[Start Records for this exercise]

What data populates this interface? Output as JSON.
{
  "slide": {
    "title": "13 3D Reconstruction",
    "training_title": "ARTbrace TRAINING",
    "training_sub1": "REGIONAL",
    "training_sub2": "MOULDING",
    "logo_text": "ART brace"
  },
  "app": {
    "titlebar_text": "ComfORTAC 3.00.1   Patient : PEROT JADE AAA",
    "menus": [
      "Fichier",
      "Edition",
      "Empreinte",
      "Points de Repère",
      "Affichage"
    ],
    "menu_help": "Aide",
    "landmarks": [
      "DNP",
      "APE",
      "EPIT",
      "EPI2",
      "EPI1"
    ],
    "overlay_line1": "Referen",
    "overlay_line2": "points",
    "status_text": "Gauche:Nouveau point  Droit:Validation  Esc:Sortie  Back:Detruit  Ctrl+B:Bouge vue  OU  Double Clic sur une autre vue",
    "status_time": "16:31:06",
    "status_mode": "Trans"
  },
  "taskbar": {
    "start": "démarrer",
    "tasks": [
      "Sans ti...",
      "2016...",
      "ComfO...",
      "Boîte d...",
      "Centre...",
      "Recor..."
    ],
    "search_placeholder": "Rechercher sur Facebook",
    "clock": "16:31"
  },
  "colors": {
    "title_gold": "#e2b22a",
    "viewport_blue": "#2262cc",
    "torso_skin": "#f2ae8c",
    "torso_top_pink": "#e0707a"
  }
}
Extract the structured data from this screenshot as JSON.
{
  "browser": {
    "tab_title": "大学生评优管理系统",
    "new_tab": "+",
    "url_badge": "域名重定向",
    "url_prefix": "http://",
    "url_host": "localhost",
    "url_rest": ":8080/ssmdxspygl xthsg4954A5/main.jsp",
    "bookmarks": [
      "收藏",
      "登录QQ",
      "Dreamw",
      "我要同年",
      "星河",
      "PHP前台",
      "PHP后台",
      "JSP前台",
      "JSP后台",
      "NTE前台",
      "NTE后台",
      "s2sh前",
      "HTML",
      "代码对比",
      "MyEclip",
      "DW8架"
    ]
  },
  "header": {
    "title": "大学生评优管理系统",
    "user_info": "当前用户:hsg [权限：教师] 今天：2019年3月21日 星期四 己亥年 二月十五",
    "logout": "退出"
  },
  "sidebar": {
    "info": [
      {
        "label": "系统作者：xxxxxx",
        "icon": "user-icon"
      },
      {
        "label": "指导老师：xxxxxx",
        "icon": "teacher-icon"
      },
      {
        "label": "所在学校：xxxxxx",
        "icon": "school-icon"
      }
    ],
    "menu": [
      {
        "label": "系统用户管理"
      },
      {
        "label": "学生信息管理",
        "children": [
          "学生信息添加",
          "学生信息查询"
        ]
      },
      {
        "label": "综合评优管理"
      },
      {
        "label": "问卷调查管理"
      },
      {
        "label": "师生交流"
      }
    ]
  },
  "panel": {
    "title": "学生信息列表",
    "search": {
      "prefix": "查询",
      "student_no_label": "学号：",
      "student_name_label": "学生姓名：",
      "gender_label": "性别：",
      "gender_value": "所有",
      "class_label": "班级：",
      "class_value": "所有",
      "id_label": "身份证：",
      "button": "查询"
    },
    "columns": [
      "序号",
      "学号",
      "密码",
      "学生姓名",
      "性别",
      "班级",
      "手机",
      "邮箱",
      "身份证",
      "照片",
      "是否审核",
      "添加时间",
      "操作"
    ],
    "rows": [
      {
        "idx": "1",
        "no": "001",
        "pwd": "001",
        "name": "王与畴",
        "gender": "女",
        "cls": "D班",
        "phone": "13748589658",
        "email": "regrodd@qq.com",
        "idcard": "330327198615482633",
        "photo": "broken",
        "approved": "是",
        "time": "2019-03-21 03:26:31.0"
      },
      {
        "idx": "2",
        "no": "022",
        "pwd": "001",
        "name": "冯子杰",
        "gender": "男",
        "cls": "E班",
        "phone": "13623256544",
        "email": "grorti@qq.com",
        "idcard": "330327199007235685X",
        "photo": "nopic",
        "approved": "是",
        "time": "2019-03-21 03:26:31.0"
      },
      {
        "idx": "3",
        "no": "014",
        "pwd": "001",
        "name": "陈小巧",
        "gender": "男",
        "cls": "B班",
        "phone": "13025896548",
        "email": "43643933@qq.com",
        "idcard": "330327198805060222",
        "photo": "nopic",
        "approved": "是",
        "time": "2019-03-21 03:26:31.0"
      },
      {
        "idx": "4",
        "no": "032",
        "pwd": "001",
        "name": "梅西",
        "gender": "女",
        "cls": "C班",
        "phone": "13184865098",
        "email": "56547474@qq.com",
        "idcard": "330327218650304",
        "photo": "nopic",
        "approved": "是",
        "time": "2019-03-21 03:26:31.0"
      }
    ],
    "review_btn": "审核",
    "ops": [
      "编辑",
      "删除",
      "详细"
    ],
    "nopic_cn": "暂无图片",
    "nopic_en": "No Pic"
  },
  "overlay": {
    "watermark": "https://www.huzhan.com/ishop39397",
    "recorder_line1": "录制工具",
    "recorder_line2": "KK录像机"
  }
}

[End Records for this exercise]
[Start Records for this exercise]

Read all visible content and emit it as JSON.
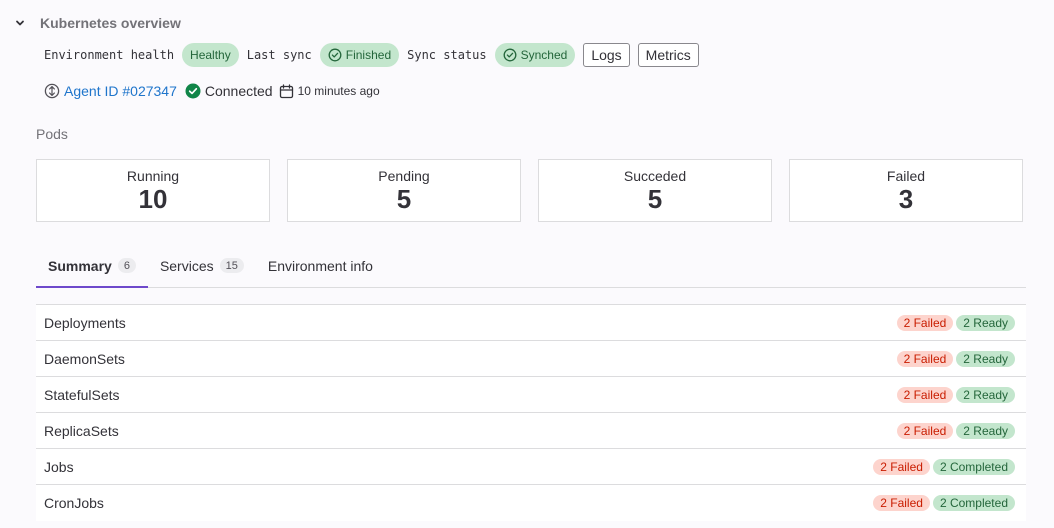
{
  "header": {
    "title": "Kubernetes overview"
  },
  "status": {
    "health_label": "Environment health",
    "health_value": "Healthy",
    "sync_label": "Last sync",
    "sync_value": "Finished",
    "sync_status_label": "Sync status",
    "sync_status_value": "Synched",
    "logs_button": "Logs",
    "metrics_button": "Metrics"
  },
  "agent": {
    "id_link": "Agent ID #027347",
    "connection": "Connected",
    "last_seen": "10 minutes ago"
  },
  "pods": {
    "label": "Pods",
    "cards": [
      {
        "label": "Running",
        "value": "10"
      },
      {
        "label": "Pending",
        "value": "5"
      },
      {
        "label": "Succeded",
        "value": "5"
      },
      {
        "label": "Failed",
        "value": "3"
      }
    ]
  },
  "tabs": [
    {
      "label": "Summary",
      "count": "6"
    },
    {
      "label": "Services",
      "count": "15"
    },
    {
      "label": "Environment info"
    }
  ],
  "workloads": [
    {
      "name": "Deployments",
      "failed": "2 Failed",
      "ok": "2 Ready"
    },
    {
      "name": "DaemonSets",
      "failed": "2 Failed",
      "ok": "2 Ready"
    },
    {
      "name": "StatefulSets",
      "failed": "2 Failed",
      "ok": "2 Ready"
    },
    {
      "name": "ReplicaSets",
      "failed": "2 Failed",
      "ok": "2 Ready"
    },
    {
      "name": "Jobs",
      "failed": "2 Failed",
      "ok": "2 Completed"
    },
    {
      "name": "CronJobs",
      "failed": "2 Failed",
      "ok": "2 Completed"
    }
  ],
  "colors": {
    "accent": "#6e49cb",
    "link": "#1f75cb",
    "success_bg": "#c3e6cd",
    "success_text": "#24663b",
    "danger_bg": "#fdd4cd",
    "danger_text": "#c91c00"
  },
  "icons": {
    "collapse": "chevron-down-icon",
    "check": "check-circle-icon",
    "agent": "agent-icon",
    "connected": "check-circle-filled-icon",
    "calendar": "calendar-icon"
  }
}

[End Records for this exercise]

**What the task asks:** Check each line of the data above for the string "circle" and report only how many lines have it.

**Written response:** 2